## DIRECTIONS FOR THIS TASK
Separate out the lines that hold "Hong".

## ITEMS
· · · ·

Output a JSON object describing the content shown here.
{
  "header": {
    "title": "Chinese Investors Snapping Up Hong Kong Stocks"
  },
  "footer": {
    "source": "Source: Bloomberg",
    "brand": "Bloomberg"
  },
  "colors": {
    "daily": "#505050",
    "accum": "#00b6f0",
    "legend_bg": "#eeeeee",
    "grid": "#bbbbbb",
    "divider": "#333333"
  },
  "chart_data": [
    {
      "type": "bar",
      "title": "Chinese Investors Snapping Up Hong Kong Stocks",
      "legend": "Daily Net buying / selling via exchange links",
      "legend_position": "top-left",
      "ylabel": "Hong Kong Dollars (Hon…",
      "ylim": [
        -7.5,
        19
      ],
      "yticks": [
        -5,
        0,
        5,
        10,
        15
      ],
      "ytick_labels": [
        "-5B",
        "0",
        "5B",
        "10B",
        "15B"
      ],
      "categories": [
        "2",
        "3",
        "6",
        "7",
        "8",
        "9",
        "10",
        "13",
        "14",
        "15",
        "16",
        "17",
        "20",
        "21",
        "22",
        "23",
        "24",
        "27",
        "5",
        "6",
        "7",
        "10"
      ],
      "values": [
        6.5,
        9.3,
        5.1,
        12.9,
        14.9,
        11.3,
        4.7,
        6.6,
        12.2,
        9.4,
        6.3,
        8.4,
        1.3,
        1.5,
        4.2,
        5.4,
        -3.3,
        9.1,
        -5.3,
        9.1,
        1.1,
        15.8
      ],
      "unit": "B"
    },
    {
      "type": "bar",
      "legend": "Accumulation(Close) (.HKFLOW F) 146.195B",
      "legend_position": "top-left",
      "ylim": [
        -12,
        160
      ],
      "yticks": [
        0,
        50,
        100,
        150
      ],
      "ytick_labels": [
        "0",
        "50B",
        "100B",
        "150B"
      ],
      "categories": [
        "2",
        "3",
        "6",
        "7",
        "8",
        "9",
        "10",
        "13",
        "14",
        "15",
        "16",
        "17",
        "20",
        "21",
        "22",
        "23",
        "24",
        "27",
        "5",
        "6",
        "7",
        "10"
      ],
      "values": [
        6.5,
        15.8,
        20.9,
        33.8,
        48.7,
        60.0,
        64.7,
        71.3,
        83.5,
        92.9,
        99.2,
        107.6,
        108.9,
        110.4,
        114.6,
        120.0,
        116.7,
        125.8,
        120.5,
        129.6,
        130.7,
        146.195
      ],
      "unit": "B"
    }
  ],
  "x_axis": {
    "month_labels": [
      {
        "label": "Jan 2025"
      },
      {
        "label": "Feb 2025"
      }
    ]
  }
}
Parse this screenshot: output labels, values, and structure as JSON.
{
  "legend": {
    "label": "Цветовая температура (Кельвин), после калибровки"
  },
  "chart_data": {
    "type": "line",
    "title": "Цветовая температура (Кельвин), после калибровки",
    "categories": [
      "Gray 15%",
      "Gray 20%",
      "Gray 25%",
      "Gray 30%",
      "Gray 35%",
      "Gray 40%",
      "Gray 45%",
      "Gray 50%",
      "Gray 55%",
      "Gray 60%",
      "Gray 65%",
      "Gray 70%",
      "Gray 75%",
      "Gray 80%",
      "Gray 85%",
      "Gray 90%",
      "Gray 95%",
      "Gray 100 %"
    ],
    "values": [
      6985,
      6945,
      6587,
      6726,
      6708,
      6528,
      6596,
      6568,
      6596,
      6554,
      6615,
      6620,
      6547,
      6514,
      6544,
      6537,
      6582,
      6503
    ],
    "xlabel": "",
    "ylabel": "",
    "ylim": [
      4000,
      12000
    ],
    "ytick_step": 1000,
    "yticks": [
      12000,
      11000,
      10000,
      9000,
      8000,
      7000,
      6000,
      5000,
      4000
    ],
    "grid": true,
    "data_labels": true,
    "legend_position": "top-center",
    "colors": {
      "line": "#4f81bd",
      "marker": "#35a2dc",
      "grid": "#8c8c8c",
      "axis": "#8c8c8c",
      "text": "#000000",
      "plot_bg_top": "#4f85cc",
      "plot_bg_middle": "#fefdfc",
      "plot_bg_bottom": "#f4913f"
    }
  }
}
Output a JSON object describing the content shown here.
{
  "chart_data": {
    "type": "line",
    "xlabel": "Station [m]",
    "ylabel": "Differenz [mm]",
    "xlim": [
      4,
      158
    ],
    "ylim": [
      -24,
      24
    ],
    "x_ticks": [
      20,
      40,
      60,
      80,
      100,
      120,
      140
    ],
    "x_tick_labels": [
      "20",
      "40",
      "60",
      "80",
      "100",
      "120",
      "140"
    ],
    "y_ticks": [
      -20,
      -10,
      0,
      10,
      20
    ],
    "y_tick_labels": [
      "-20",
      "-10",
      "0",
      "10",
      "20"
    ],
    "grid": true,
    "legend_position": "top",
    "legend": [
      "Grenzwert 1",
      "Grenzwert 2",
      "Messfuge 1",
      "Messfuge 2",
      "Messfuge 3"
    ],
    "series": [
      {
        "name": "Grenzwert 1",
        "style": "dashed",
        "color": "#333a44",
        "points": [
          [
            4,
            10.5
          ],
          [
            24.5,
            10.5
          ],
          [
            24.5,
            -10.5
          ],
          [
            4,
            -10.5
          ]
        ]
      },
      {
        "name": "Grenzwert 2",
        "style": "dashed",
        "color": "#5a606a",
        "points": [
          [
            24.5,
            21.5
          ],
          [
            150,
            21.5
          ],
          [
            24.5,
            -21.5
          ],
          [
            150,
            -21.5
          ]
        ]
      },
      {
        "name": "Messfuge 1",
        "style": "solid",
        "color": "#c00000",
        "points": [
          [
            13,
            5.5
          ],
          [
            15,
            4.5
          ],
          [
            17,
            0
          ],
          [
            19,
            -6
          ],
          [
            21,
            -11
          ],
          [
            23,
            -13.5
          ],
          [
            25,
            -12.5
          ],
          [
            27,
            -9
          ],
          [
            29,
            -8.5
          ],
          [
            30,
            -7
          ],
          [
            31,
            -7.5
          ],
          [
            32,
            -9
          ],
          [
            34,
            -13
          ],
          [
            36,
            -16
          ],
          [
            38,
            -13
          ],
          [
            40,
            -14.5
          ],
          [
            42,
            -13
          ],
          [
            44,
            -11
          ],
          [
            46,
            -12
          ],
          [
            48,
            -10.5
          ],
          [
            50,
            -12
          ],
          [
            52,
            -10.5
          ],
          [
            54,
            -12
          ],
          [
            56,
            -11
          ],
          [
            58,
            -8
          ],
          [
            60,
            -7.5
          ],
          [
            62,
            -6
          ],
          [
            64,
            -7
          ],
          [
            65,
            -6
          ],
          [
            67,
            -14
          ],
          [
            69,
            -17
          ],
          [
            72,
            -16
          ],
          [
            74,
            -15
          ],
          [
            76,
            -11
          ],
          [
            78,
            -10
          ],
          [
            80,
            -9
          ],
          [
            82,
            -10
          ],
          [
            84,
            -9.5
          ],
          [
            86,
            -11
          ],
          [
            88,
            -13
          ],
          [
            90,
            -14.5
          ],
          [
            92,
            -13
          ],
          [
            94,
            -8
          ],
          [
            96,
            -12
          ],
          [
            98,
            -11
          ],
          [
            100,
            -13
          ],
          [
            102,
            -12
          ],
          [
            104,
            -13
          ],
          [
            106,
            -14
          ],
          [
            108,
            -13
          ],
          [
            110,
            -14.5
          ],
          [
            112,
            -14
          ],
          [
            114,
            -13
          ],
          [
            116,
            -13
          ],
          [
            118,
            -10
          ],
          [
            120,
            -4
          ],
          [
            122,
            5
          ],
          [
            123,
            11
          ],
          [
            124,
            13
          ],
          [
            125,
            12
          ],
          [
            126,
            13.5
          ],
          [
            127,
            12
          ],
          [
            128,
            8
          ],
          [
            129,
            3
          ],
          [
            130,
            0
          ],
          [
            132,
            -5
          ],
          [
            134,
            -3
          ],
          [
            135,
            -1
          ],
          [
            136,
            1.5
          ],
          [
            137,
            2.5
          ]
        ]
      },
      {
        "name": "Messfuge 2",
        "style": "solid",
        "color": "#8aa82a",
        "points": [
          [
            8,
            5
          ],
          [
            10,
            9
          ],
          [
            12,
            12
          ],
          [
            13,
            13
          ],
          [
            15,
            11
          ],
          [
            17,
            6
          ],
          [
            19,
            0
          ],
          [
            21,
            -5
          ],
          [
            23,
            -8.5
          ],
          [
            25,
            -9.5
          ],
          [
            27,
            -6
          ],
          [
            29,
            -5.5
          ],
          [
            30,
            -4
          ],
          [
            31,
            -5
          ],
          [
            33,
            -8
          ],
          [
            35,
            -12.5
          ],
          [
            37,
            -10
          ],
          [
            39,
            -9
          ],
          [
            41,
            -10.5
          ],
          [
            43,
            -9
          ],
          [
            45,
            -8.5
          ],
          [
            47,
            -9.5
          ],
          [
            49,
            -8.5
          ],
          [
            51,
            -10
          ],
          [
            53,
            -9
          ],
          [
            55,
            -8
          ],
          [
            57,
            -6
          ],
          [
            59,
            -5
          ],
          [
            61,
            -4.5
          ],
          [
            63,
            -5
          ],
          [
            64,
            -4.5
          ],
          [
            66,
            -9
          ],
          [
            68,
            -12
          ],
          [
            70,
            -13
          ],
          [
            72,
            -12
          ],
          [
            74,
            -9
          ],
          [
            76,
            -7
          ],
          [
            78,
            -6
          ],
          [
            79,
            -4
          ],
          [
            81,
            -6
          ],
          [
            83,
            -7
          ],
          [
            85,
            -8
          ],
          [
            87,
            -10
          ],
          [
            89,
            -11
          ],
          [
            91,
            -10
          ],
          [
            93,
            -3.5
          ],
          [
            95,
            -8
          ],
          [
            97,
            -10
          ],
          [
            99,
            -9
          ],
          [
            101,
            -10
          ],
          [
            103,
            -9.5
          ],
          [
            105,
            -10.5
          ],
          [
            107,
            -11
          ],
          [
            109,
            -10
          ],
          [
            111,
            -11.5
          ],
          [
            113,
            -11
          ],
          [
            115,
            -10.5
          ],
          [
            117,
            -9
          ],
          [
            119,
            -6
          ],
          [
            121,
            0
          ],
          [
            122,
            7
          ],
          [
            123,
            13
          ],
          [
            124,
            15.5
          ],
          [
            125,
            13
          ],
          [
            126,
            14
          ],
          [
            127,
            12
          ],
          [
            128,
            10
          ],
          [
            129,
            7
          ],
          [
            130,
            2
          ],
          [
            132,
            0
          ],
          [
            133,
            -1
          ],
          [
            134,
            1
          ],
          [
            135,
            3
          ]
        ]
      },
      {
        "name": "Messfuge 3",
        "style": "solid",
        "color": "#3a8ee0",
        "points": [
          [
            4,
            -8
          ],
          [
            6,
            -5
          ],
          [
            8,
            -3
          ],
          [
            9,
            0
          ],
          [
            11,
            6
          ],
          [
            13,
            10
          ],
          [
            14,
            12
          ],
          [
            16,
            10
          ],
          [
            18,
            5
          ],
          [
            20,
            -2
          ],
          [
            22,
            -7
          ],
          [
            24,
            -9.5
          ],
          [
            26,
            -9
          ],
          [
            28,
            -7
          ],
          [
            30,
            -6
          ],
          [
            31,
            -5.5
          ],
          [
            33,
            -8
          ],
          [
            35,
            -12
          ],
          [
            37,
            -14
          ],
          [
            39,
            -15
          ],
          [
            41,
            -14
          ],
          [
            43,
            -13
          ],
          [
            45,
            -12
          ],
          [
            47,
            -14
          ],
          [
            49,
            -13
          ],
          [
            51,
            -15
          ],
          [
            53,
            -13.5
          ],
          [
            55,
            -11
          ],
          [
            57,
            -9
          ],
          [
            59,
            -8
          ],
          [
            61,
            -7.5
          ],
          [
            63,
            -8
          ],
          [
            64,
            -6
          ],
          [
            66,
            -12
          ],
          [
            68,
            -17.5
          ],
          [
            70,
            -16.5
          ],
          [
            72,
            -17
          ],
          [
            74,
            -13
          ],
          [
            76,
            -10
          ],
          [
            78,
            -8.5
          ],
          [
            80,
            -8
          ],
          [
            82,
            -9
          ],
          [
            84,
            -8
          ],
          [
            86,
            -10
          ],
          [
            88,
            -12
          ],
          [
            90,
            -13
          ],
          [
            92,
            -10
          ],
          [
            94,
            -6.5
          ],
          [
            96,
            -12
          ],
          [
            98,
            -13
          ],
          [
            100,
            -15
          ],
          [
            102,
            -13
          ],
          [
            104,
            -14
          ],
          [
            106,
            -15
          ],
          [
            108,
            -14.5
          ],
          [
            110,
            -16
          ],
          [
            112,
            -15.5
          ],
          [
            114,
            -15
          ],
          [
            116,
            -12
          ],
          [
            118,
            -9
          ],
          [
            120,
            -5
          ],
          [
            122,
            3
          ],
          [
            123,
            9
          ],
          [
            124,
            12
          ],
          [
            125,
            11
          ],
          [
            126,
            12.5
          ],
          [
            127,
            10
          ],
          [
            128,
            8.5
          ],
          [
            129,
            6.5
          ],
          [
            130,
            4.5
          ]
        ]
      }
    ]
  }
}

· · · ·

## EXERCISE SOLUTION
    "title": "Chinese Investors Snapping Up Hong Kong Stocks"
      "title": "Chinese Investors Snapping Up Hong Kong Stocks",
      "ylabel": "Hong Kong Dollars (Hon…",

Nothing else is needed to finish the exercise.